» Work to do
Copy out all lines in the data below containing the string "这幅画面可用".

** Begin **

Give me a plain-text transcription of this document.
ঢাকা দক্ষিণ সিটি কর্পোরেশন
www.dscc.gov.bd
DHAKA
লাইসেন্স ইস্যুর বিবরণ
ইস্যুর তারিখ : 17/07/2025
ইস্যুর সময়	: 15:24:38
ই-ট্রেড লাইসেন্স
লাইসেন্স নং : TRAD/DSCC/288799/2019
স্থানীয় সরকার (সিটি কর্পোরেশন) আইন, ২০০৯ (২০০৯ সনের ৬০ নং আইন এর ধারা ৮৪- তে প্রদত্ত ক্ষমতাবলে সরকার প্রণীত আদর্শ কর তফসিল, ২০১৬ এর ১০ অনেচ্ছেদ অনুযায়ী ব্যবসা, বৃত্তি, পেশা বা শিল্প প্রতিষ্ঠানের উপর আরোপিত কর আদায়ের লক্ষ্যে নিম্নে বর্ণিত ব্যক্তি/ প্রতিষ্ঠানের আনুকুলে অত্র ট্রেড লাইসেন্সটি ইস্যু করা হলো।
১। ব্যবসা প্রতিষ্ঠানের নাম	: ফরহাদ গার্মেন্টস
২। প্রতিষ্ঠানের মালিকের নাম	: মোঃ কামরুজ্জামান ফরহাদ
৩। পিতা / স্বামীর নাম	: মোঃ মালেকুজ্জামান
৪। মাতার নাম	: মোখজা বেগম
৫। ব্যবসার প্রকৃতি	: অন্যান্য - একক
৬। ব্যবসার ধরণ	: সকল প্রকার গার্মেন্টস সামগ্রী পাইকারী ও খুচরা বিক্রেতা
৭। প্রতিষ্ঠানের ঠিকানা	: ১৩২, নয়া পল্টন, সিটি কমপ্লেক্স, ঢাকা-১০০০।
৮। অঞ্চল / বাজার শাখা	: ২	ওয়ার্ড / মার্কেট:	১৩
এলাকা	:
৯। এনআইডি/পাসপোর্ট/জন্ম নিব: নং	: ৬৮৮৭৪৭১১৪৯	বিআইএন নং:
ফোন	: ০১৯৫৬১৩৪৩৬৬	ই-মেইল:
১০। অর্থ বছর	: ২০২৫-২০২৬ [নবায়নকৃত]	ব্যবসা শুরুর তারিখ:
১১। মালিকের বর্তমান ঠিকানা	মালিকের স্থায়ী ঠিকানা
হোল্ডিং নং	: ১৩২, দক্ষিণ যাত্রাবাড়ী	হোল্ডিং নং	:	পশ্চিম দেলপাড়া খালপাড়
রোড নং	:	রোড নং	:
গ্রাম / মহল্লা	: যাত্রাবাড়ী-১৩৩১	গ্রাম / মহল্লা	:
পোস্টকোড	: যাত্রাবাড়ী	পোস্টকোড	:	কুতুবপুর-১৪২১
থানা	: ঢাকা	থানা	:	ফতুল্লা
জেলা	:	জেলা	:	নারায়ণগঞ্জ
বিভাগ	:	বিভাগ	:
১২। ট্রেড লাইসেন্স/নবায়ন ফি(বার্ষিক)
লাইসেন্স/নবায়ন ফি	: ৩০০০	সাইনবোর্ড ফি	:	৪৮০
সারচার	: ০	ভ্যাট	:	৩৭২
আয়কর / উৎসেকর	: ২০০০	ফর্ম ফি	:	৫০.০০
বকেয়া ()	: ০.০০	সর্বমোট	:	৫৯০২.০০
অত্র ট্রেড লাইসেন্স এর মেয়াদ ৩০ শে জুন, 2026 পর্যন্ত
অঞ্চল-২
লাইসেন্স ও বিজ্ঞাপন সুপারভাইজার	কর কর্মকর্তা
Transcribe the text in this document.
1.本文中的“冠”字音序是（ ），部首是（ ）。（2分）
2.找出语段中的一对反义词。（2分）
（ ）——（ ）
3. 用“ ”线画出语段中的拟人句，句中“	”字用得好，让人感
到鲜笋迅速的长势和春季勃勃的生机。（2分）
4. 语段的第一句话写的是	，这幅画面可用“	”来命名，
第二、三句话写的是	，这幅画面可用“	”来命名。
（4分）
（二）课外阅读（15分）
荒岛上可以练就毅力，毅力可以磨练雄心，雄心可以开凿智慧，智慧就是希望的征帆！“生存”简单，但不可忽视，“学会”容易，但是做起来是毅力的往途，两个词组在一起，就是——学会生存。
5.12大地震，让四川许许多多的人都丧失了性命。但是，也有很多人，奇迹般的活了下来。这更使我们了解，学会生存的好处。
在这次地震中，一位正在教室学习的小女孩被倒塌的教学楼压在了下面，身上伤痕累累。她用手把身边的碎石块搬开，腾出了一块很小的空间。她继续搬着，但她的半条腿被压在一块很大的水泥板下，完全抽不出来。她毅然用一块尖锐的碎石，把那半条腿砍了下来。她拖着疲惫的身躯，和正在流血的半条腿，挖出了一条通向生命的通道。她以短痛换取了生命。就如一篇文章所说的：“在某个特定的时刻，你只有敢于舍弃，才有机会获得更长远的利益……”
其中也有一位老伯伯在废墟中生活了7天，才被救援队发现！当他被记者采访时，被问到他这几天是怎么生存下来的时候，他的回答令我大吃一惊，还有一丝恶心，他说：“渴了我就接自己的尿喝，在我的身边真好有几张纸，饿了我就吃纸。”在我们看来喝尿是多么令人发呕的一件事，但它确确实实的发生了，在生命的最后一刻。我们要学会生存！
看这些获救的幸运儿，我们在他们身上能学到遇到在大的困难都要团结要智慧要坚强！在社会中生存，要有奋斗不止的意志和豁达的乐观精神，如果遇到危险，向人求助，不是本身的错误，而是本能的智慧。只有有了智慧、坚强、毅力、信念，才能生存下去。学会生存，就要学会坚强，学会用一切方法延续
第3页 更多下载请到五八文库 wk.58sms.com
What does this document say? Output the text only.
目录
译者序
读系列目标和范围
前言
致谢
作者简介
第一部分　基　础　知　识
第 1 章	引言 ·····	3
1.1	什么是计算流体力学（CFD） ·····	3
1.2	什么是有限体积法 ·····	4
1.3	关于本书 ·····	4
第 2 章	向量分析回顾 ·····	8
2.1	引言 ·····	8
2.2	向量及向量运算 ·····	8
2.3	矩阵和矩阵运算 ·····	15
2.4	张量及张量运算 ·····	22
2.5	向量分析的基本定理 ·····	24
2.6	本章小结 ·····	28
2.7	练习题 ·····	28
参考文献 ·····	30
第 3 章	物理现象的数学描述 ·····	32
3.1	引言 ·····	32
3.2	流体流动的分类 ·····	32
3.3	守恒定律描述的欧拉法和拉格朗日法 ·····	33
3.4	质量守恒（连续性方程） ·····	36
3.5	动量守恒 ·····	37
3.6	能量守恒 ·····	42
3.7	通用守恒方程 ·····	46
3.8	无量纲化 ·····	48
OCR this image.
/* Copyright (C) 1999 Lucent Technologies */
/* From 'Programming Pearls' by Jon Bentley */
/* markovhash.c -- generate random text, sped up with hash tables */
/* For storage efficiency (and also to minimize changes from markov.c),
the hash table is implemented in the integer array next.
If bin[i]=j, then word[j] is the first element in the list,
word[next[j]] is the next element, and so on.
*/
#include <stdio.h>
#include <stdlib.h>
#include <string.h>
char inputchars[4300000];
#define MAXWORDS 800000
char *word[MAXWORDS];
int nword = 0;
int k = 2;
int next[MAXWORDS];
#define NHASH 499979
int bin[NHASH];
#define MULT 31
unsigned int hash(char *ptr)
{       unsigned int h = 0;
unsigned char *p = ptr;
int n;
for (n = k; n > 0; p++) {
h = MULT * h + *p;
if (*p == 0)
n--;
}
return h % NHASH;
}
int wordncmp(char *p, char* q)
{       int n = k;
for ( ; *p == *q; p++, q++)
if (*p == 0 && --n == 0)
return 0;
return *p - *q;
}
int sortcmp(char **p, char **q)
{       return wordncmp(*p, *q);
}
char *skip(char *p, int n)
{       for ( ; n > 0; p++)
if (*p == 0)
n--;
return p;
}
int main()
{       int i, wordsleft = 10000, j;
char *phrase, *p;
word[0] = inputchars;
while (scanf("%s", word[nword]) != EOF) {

** End **

» Exercise solution
4. 语段的第一句话写的是	，这幅画面可用“	”来命名，
第二、三句话写的是	，这幅画面可用“	”来命名。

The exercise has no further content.